(Collected data entries)
=-=-=-=-=
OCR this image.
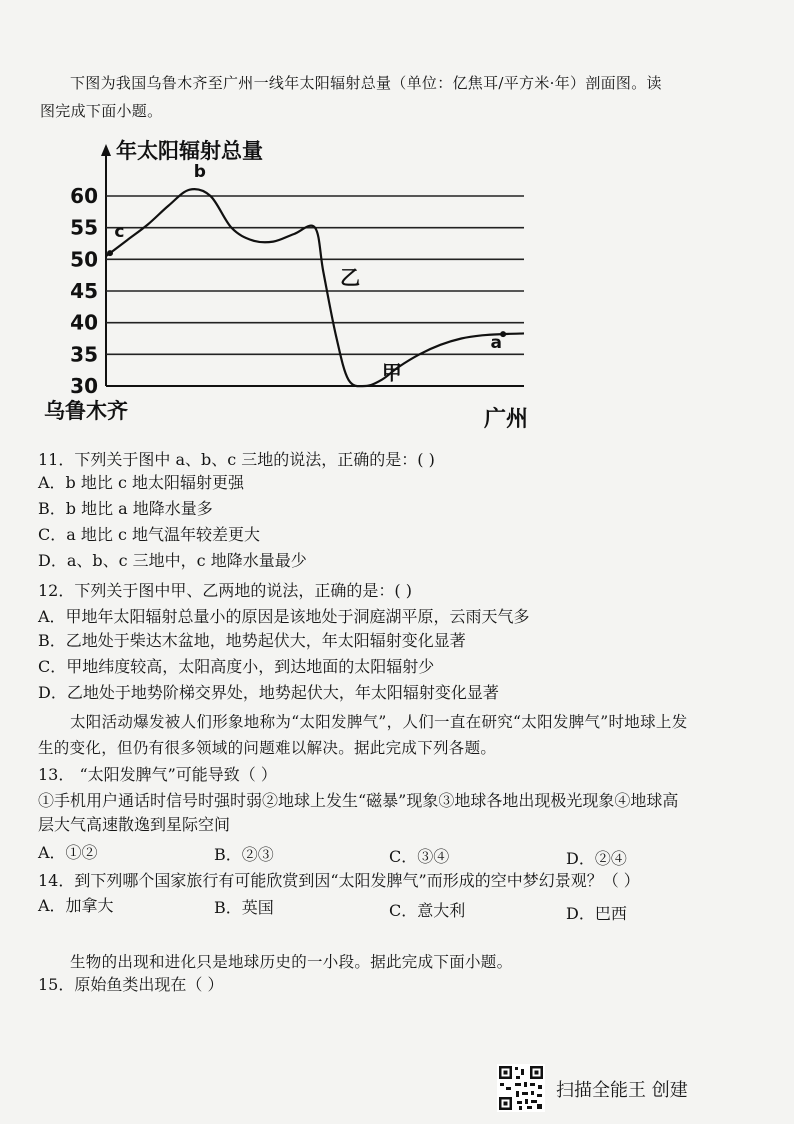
下图为我国乌鲁木齐至广州一线年太阳辐射总量（单位：亿焦耳/平方米·年）剖面图。读
图完成下面小题。
60
55
50
45
40
35
30
年太阳辐射总量
乌鲁木齐	广州
c
b
乙
甲
a
11．下列关于图中 a、b、c 三地的说法，正确的是：( )
A．b 地比 c 地太阳辐射更强
B．b 地比 a 地降水量多
C．a 地比 c 地气温年较差更大
D．a、b、c 三地中，c 地降水量最少
12．下列关于图中甲、乙两地的说法，正确的是：( )
A．甲地年太阳辐射总量小的原因是该地处于洞庭湖平原，云雨天气多
B．乙地处于柴达木盆地，地势起伏大，年太阳辐射变化显著
C．甲地纬度较高，太阳高度小，到达地面的太阳辐射少
D．乙地处于地势阶梯交界处，地势起伏大，年太阳辐射变化显著
太阳活动爆发被人们形象地称为“太阳发脾气”，人们一直在研究“太阳发脾气”时地球上发
生的变化，但仍有很多领域的问题难以解决。据此完成下列各题。
13． “太阳发脾气”可能导致（ ）
①手机用户通话时信号时强时弱②地球上发生“磁暴”现象③地球各地出现极光现象④地球高
层大气高速散逸到星际空间
A．①②	B．②③	C．③④	D．②④
14．到下列哪个国家旅行有可能欣赏到因“太阳发脾气”而形成的空中梦幻景观？（ ）
A．加拿大	B．英国	C．意大利	D．巴西
生物的出现和进化只是地球历史的一小段。据此完成下面小题。
15．原始鱼类出现在（ ）
扫描全能王 创建
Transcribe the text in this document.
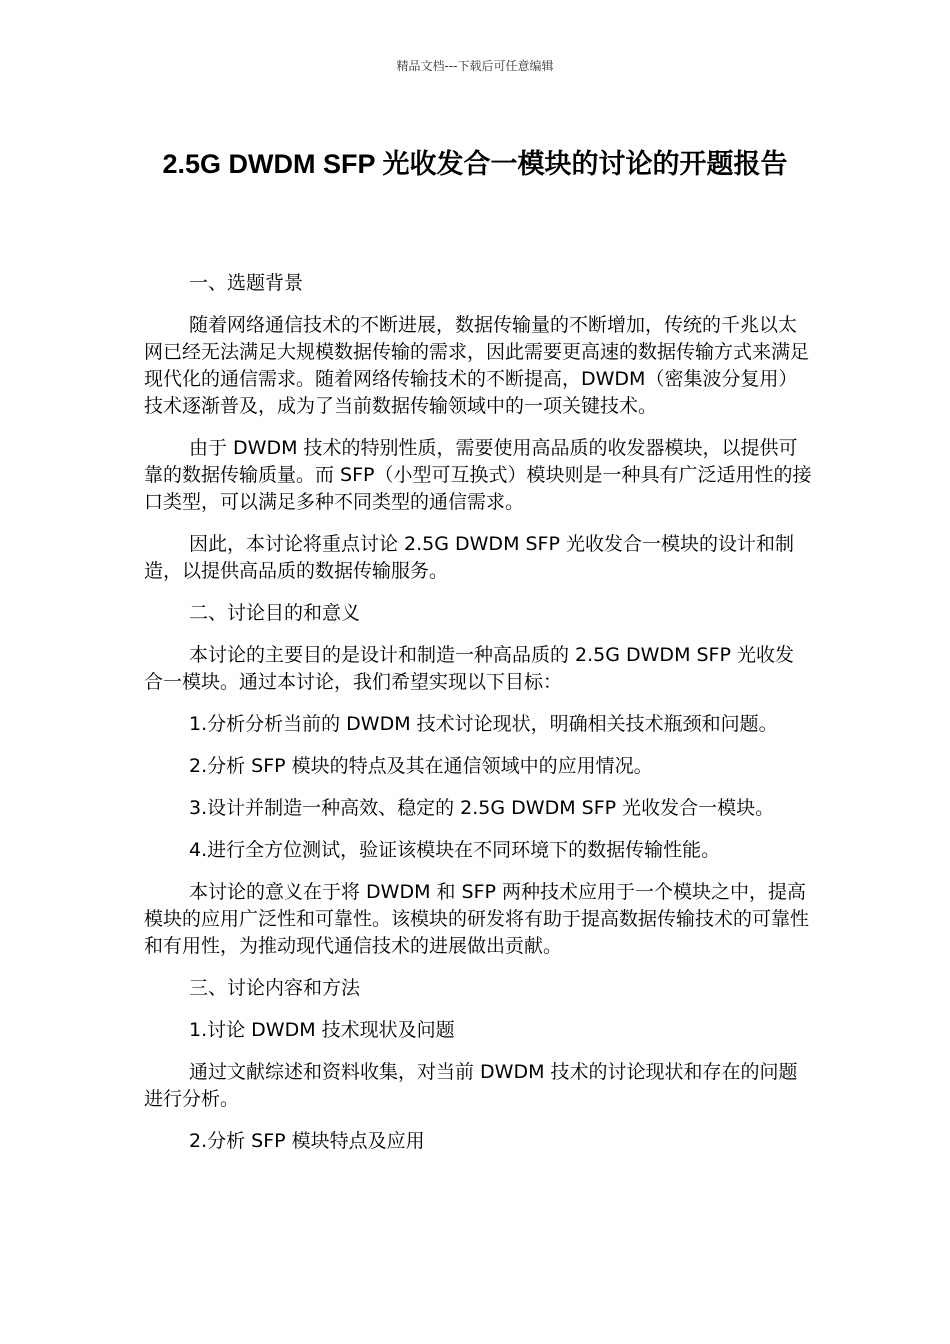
精品文档---下载后可任意编辑
2.5G DWDM SFP 光收发合一模块的讨论的开题报告

一、选题背景

随着网络通信技术的不断进展，数据传输量的不断增加，传统的千兆以太网已经无法满足大规模数据传输的需求，因此需要更高速的数据传输方式来满足现代化的通信需求。随着网络传输技术的不断提高，DWDM（密集波分复用）技术逐渐普及，成为了当前数据传输领域中的一项关键技术。

由于 DWDM 技术的特别性质，需要使用高品质的收发器模块，以提供可靠的数据传输质量。而 SFP（小型可互换式）模块则是一种具有广泛适用性的接口类型，可以满足多种不同类型的通信需求。

因此，本讨论将重点讨论 2.5G DWDM SFP 光收发合一模块的设计和制造，以提供高品质的数据传输服务。

二、讨论目的和意义

本讨论的主要目的是设计和制造一种高品质的 2.5G DWDM SFP 光收发合一模块。通过本讨论，我们希望实现以下目标：

1.分析分析当前的 DWDM 技术讨论现状，明确相关技术瓶颈和问题。

2.分析 SFP 模块的特点及其在通信领域中的应用情况。

3.设计并制造一种高效、稳定的 2.5G DWDM SFP 光收发合一模块。

4.进行全方位测试，验证该模块在不同环境下的数据传输性能。

本讨论的意义在于将 DWDM 和 SFP 两种技术应用于一个模块之中，提高模块的应用广泛性和可靠性。该模块的研发将有助于提高数据传输技术的可靠性和有用性，为推动现代通信技术的进展做出贡献。

三、讨论内容和方法

1.讨论 DWDM 技术现状及问题

通过文献综述和资料收集，对当前 DWDM 技术的讨论现状和存在的问题进行分析。

2.分析 SFP 模块特点及应用
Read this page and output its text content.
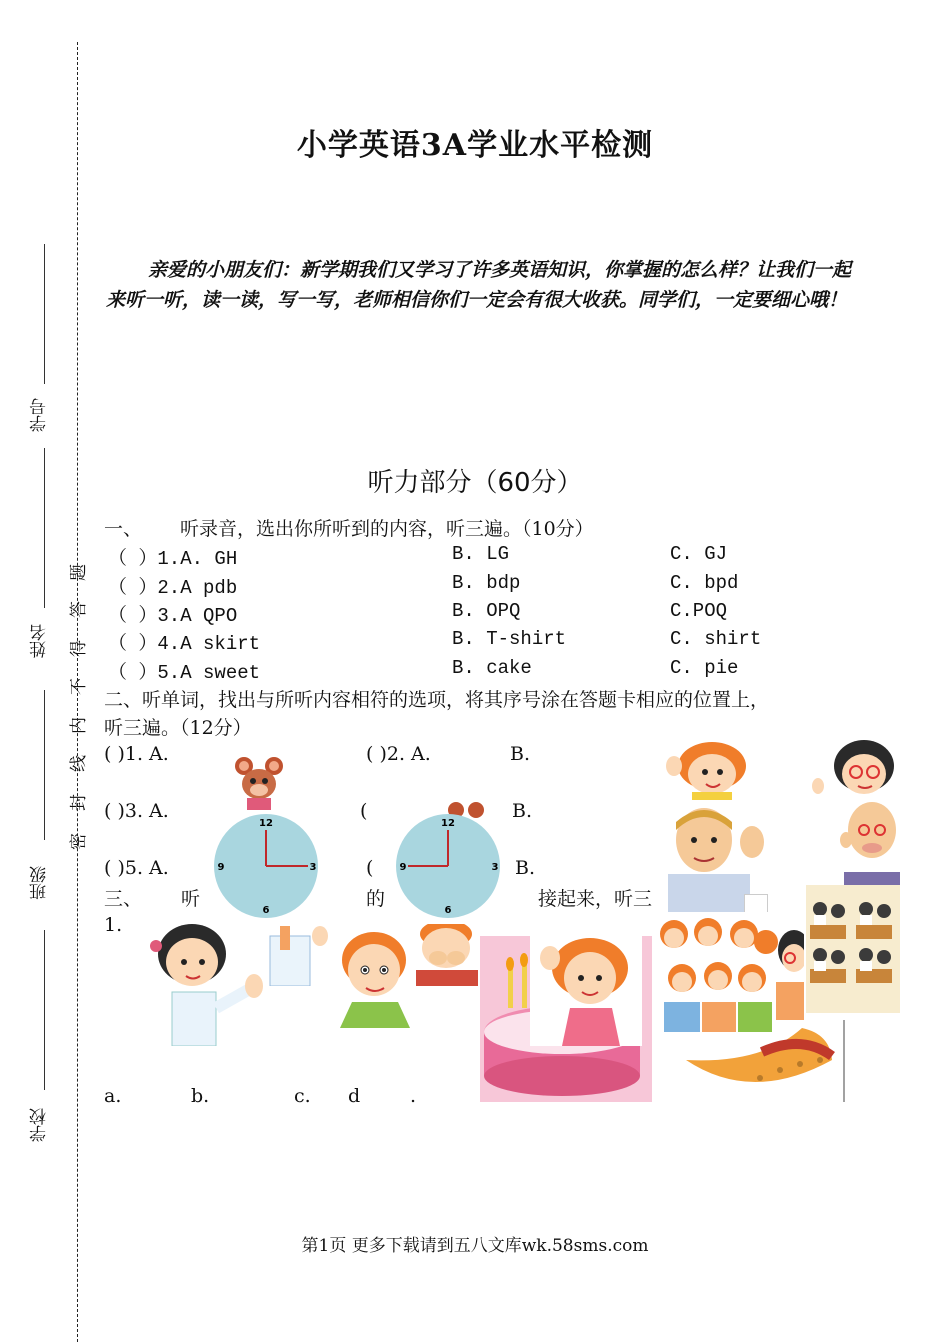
学号
姓名
班级
学校
题
答
得
不
内
线
封
密
小学英语3A学业水平检测
亲爱的小朋友们：新学期我们又学习了许多英语知识，你掌握的怎么样？让我们一起来听一听，读一读，写一写，老师相信你们一定会有很大收获。同学们，一定要细心哦！
听力部分（60分）
一、 听录音，选出你所听到的内容，听三遍。（10分）
（ ）1.A. GH	B. LG	C. GJ
（ ）2.A pdb	B. bdp	C. bpd
（ ）3.A QPO	B. OPQ	C.POQ
（ ）4.A skirt	B. T-shirt	C. shirt
（ ）5.A sweet	B. cake	C. pie
二、听单词，找出与所听内容相符的选项，将其序号涂在答题卡相应的位置上，
听三遍。（12分）
( )1. A.	( )2. A.	B.
( )3. A.	(	B.
( )5. A.	(	B.
三、 听	的	接起来，听三
1.
a.	b.	c. d	.
12
3
6
9
12
3
6
9
第1页 更多下载请到五八文库wk.58sms.com
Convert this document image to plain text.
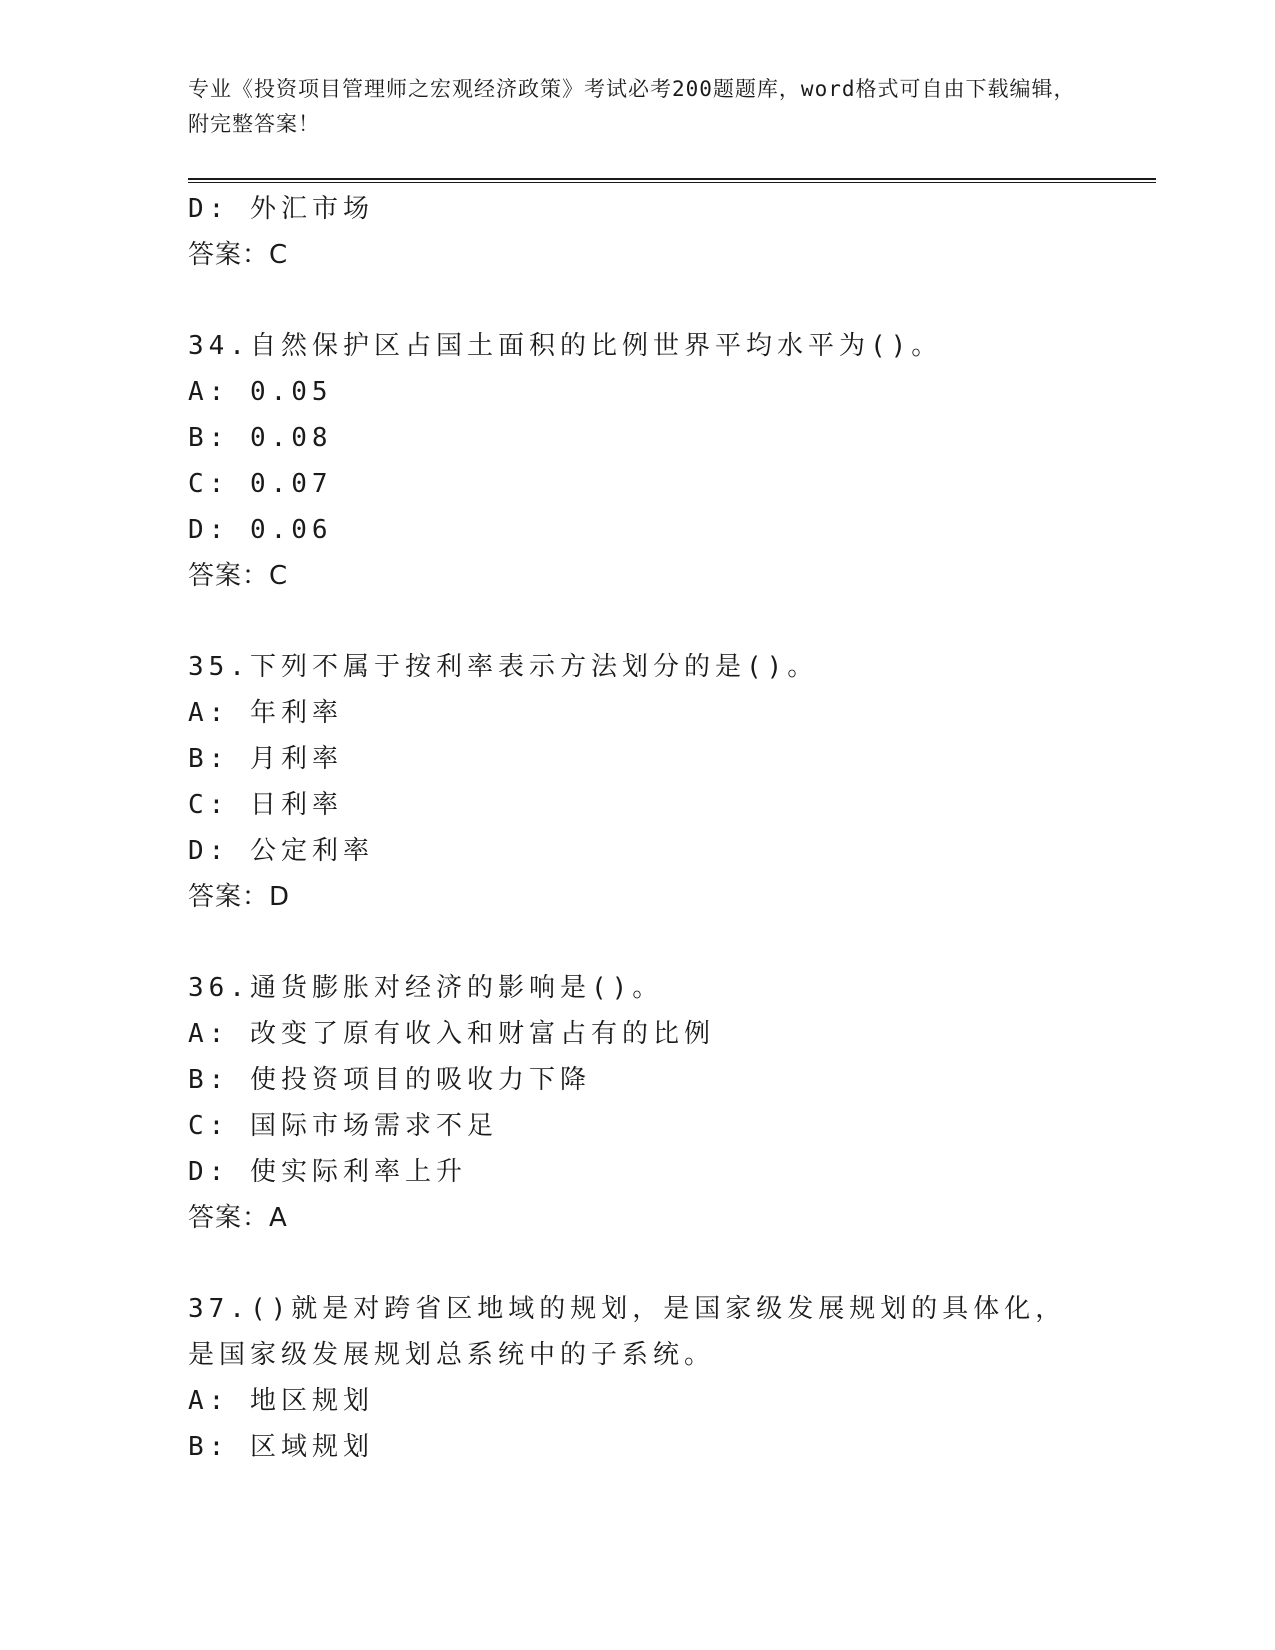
专业《投资项目管理师之宏观经济政策》考试必考200题题库，word格式可自由下载编辑，附完整答案！
D: 外汇市场
答案：C
34.自然保护区占国土面积的比例世界平均水平为()。
A: 0.05
B: 0.08
C: 0.07
D: 0.06
答案：C
35.下列不属于按利率表示方法划分的是()。
A: 年利率
B: 月利率
C: 日利率
D: 公定利率
答案：D
36.通货膨胀对经济的影响是()。
A: 改变了原有收入和财富占有的比例
B: 使投资项目的吸收力下降
C: 国际市场需求不足
D: 使实际利率上升
答案：A
37.()就是对跨省区地域的规划，是国家级发展规划的具体化，是国家级发展规划总系统中的子系统。
A: 地区规划
B: 区域规划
=-=-=-=-=
* THE PROBLEM *
Produce an exact reproduction of the lines from the line containing "Convert this document image to plain text." through the last line of the records. Any picture is left out.

* EXPECTED ANSWER *
Convert this document image to plain text.
专业《投资项目管理师之宏观经济政策》考试必考200题题库，word格式可自由下载编辑，附完整答案！
D: 外汇市场
答案：C
34.自然保护区占国土面积的比例世界平均水平为()。
A: 0.05
B: 0.08
C: 0.07
D: 0.06
答案：C
35.下列不属于按利率表示方法划分的是()。
A: 年利率
B: 月利率
C: 日利率
D: 公定利率
答案：D
36.通货膨胀对经济的影响是()。
A: 改变了原有收入和财富占有的比例
B: 使投资项目的吸收力下降
C: 国际市场需求不足
D: 使实际利率上升
答案：A
37.()就是对跨省区地域的规划，是国家级发展规划的具体化，是国家级发展规划总系统中的子系统。
A: 地区规划
B: 区域规划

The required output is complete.